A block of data
■ ■ ■ ■ ■

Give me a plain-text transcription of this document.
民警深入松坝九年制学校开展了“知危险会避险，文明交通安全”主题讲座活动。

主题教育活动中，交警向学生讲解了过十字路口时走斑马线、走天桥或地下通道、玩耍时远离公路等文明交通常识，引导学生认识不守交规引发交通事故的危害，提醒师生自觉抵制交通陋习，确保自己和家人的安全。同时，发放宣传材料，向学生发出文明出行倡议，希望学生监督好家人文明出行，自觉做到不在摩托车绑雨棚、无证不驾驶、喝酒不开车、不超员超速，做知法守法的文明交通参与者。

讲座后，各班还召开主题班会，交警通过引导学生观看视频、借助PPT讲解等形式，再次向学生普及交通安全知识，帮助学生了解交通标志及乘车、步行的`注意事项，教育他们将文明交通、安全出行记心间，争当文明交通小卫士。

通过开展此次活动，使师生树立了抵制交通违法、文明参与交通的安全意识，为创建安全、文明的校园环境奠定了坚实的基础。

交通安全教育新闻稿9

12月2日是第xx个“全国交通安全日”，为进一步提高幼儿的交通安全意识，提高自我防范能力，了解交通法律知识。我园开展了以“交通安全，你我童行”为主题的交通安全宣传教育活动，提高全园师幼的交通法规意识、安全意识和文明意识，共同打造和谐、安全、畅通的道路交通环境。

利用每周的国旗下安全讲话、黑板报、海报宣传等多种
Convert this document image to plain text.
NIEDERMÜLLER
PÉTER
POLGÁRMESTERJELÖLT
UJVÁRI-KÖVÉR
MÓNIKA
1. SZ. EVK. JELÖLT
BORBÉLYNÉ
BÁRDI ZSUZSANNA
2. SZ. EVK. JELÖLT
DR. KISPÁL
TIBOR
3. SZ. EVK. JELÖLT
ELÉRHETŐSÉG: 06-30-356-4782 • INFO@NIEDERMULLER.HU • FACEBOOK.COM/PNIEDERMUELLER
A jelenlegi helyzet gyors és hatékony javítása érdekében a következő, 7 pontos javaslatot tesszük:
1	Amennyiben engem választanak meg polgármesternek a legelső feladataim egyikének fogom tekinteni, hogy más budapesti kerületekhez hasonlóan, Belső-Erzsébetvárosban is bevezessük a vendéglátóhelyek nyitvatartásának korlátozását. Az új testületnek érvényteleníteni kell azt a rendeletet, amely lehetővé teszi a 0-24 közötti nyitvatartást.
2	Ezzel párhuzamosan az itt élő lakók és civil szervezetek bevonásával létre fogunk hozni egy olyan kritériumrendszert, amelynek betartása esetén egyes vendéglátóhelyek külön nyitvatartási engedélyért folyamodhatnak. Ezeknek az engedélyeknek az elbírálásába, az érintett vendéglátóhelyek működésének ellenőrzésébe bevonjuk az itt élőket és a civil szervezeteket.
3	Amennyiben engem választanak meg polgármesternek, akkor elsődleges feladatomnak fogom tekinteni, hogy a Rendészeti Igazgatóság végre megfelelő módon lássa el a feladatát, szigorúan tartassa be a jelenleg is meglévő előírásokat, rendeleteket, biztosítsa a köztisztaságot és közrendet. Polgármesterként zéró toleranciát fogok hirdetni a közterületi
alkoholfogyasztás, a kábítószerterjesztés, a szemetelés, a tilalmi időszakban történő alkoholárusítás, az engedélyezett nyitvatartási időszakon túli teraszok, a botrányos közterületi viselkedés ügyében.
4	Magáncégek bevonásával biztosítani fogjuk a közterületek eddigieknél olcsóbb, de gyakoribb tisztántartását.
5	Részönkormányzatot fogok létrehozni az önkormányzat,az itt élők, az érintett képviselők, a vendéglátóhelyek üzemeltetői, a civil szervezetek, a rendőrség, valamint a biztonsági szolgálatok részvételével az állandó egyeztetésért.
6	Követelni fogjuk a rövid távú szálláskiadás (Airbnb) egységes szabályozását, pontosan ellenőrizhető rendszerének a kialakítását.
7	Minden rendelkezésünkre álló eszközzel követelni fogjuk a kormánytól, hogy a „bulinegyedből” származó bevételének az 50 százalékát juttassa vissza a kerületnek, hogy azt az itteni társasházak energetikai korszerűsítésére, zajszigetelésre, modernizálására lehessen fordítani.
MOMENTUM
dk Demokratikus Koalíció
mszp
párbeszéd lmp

■ ■ ■ ■ ■

WRITTEN TASK: Each line of the material should be duplicated exactly, please.

REPLY TO THE EXERCISE:
Give me a plain-text transcription of this document.
民警深入松坝九年制学校开展了“知危险会避险，文明交通安全”主题讲座活动。

主题教育活动中，交警向学生讲解了过十字路口时走斑马线、走天桥或地下通道、玩耍时远离公路等文明交通常识，引导学生认识不守交规引发交通事故的危害，提醒师生自觉抵制交通陋习，确保自己和家人的安全。同时，发放宣传材料，向学生发出文明出行倡议，希望学生监督好家人文明出行，自觉做到不在摩托车绑雨棚、无证不驾驶、喝酒不开车、不超员超速，做知法守法的文明交通参与者。

讲座后，各班还召开主题班会，交警通过引导学生观看视频、借助PPT讲解等形式，再次向学生普及交通安全知识，帮助学生了解交通标志及乘车、步行的`注意事项，教育他们将文明交通、安全出行记心间，争当文明交通小卫士。

通过开展此次活动，使师生树立了抵制交通违法、文明参与交通的安全意识，为创建安全、文明的校园环境奠定了坚实的基础。

交通安全教育新闻稿9

12月2日是第xx个“全国交通安全日”，为进一步提高幼儿的交通安全意识，提高自我防范能力，了解交通法律知识。我园开展了以“交通安全，你我童行”为主题的交通安全宣传教育活动，提高全园师幼的交通法规意识、安全意识和文明意识，共同打造和谐、安全、畅通的道路交通环境。

利用每周的国旗下安全讲话、黑板报、海报宣传等多种
Convert this document image to plain text.
NIEDERMÜLLER
PÉTER
POLGÁRMESTERJELÖLT
UJVÁRI-KÖVÉR
MÓNIKA
1. SZ. EVK. JELÖLT
BORBÉLYNÉ
BÁRDI ZSUZSANNA
2. SZ. EVK. JELÖLT
DR. KISPÁL
TIBOR
3. SZ. EVK. JELÖLT
ELÉRHETŐSÉG: 06-30-356-4782 • INFO@NIEDERMULLER.HU • FACEBOOK.COM/PNIEDERMUELLER
A jelenlegi helyzet gyors és hatékony javítása érdekében a következő, 7 pontos javaslatot tesszük:
1	Amennyiben engem választanak meg polgármesternek a legelső feladataim egyikének fogom tekinteni, hogy más budapesti kerületekhez hasonlóan, Belső-Erzsébetvárosban is bevezessük a vendéglátóhelyek nyitvatartásának korlátozását. Az új testületnek érvényteleníteni kell azt a rendeletet, amely lehetővé teszi a 0-24 közötti nyitvatartást.
2	Ezzel párhuzamosan az itt élő lakók és civil szervezetek bevonásával létre fogunk hozni egy olyan kritériumrendszert, amelynek betartása esetén egyes vendéglátóhelyek külön nyitvatartási engedélyért folyamodhatnak. Ezeknek az engedélyeknek az elbírálásába, az érintett vendéglátóhelyek működésének ellenőrzésébe bevonjuk az itt élőket és a civil szervezeteket.
3	Amennyiben engem választanak meg polgármesternek, akkor elsődleges feladatomnak fogom tekinteni, hogy a Rendészeti Igazgatóság végre megfelelő módon lássa el a feladatát, szigorúan tartassa be a jelenleg is meglévő előírásokat, rendeleteket, biztosítsa a köztisztaságot és közrendet. Polgármesterként zéró toleranciát fogok hirdetni a közterületi
alkoholfogyasztás, a kábítószerterjesztés, a szemetelés, a tilalmi időszakban történő alkoholárusítás, az engedélyezett nyitvatartási időszakon túli teraszok, a botrányos közterületi viselkedés ügyében.
4	Magáncégek bevonásával biztosítani fogjuk a közterületek eddigieknél olcsóbb, de gyakoribb tisztántartását.
5	Részönkormányzatot fogok létrehozni az önkormányzat,az itt élők, az érintett képviselők, a vendéglátóhelyek üzemeltetői, a civil szervezetek, a rendőrség, valamint a biztonsági szolgálatok részvételével az állandó egyeztetésért.
6	Követelni fogjuk a rövid távú szálláskiadás (Airbnb) egységes szabályozását, pontosan ellenőrizhető rendszerének a kialakítását.
7	Minden rendelkezésünkre álló eszközzel követelni fogjuk a kormánytól, hogy a „bulinegyedből” származó bevételének az 50 százalékát juttassa vissza a kerületnek, hogy azt az itteni társasházak energetikai korszerűsítésére, zajszigetelésre, modernizálására lehessen fordítani.
MOMENTUM
dk Demokratikus Koalíció
mszp
párbeszéd lmp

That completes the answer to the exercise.